== EXTRACTED TEXT

Performance problems:
- the lookup for all wildcards has run-time no longer linear in the length of topic, but exponential is the number of part of the topic
- the lookup (because of the dups removal and set semantics) has run-time > linear in the number of determined receivers, since the set operations might involve sorting
from wamp-proto.
CEP is very interesting area of course. But that would be a new dimension of scope for WAMP: being a protocol to access a full-blown CEP platform instead of: the minimal viable Web-based message brokering protocol. Do you have practical experience with CEP platforms?
from wamp-proto.
I'm by no means suggesting the addition of CEP features to WAMP. That would make it indeed a whole different beast.
What I wanted to say though, is that there are matching engines there matching using crazy rules, more complex seeming than my, ahem, modest request ;), and meant to be used with gazillions of messages per second.
from wamp-proto.
I have started an experimental implementation of this on
https://github.com/tavendo/AutobahnPython/tree/prefixsubscribe
https://github.com/tavendo/AutobahnPython/tree/prefixsubscribe/examples/wamp/pubsub/prefixsub
from wamp-proto.
Hi,
I haven't tested/reviewed the experimental implentation, but I was also considering the subscription with wildcards in arbitrary places (but not publishing with wildcards).
I think that an implemenation that "caches" the list of the topics that match the subscribed patterns could be quite efficient. Instead of just maintaining a simple hashmap from topic/topicpattern => list of session IDs, it could maintain 2 hasmaps: topic => sessionIDs, and "used patterns" => list of topics that match.
(using the pattern as the key, and forgetting the hierarchical parts)
Pros:
- when using arbitrary wildcards, the lookup for the topics is linear with the number of the existing topics (but it is only required once for each different pattern used by any interested client).
- the lookup for the sessionId of the subscribed clients is O(1), because I'm not considering publishing to many topics with wildcards.

====
== PROVIDED DATA

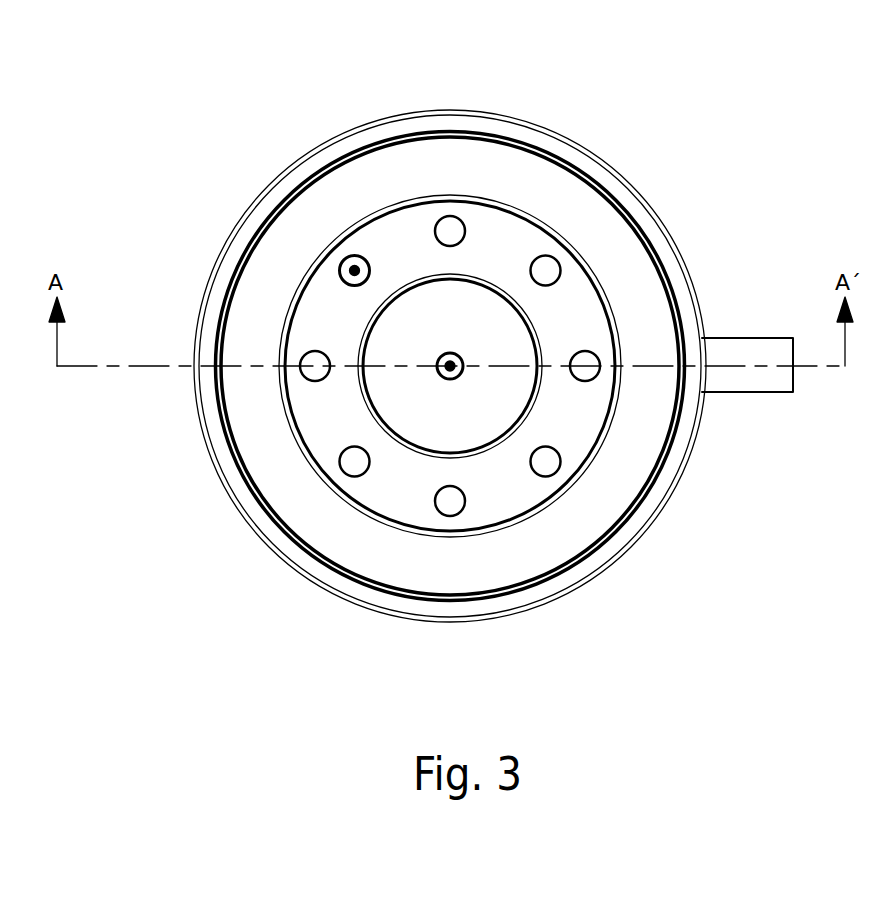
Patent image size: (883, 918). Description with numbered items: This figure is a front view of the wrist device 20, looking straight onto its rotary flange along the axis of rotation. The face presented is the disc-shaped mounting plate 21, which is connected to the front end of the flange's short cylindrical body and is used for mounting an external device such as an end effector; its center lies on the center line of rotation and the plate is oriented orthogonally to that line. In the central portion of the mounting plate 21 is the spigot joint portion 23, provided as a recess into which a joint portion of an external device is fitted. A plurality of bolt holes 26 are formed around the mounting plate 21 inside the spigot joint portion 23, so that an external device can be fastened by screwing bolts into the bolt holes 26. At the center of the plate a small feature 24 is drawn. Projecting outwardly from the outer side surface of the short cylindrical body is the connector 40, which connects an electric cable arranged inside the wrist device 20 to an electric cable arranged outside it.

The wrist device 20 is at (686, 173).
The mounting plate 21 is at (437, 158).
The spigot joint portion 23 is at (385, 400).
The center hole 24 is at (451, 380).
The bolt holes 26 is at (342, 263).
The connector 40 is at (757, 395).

====
== PROVIDED DATA

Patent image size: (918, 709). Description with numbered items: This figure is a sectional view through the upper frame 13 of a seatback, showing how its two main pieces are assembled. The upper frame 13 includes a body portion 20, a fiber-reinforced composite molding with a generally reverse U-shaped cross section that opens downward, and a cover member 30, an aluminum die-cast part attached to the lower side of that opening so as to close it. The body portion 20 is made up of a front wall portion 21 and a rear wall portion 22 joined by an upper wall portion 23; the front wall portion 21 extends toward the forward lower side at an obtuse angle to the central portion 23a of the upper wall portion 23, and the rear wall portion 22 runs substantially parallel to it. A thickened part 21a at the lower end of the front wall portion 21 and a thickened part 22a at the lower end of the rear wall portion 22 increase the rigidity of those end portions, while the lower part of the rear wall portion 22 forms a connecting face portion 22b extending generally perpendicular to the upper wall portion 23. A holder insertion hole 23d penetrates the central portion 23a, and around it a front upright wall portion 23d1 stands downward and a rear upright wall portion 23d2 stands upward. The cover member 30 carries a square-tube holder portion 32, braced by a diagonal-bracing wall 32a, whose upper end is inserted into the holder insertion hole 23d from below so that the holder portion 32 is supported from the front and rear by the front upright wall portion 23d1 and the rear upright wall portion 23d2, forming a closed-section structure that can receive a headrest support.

====
== PROVIDED DATA

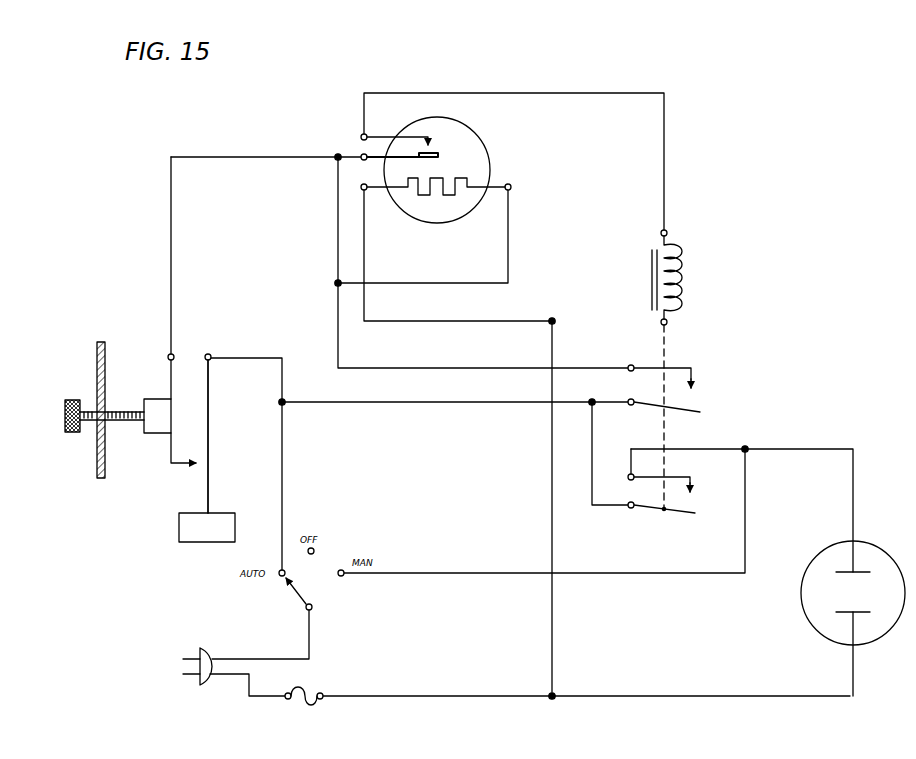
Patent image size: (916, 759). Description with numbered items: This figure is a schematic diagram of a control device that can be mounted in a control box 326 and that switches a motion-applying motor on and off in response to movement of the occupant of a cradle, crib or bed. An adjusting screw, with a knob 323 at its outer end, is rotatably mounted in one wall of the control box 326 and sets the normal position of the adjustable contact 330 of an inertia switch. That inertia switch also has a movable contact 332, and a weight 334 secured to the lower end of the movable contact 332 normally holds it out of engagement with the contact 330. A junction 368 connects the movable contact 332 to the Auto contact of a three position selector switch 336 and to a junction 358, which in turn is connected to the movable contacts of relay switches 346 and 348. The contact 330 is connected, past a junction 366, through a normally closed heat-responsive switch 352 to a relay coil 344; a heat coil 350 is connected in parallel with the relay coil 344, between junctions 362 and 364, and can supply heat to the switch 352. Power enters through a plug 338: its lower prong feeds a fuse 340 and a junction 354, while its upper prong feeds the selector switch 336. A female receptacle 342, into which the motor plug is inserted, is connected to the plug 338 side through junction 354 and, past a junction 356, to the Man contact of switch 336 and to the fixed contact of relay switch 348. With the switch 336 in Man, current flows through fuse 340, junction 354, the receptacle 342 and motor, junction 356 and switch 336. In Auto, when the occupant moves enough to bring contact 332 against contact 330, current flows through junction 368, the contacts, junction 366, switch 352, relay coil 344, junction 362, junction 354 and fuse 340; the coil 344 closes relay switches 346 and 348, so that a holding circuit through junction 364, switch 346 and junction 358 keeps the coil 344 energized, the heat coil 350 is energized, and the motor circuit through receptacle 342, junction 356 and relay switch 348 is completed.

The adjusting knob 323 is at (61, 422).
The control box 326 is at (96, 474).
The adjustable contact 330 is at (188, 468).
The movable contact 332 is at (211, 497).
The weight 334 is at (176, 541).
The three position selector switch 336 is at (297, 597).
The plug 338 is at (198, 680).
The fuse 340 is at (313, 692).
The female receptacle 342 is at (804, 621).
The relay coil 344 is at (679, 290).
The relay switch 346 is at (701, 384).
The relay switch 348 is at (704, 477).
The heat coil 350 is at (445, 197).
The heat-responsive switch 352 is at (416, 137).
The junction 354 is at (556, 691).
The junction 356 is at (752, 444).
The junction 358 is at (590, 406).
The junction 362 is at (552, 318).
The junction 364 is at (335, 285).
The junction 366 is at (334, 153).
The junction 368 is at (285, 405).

====

- **WORK TO DO**:
1/ The WAMP wildcard thread above includes several points that start with a hyphen. List each one in full.
2/ Continue the WAMP wildcard thread above from its final sentence.

- **OUTPUTS FOR THE TASKS**:
1/
- the lookup for all wildcards has run-time no longer linear in the length of topic, but exponential is the number of part of the topic
- the lookup (because of the dups removal and set semantics) has run-time > linear in the number of determined receivers, since the set operations might involve sorting
- when using arbitrary wildcards, the lookup for the topics is linear with the number of the existing topics (but it is only required once for each different pattern used by any interested client).
- the lookup for the sessionId of the subscribed clients is O(1), because I'm not considering publishing to many topics with wildcards.

2/
Cons:
- when creating/deleting a topic, a search of in the "used patterns" keys should be done to add/remove the topic in the lists that match with the pattern.
For example:
(sorry, I don't know python)
class Subscriptions:
patterns = {} # (pattern => listOfMatchingTopicsURLs)
topicSubscriptions = {} # (exactTopicURI => listOfSubscribedSessionIds)
def addSubscriber(self, sessionId, topicPattern):
if(topicPattern contains "the * wildcard")
topics = patterns[topicPattern]; # topics represents an temporal list
if(topics == null) # doesn't exist the cached list of topics that match the pattern, yet
topics = lookupAllTopicsThatMatch(topicPattern); # may be an empty list
patterns[topicPattern] = topics
foreach(topic in topics) # iterate for all the exact topic URLs that match the pattern
subscribeClientToExactTopic(sessionId, topic) # only in case it is not already subscribed
else # no wildcards
topic = topicPattern; # topic is an exact topic URL
subscribeClientToExactTopic(sessionId, topic) # only in case it is not already subscribed
return
def lookupSubscribers(self, topic):
return topicSubscriptions[topic]
def removeSubscriber(self, sessionId, topicPattern):
# similar to addSubscriber, but caling unsubscribeClientFromExactTopic
return
from wamp-proto.
Wildcard publications really is out of scope (for now), but your suggestion for efficient wildcard subscribe via caching is interesting. I have implemented arbitrary regular expression subscription (see the "prefixsubscribe" branch).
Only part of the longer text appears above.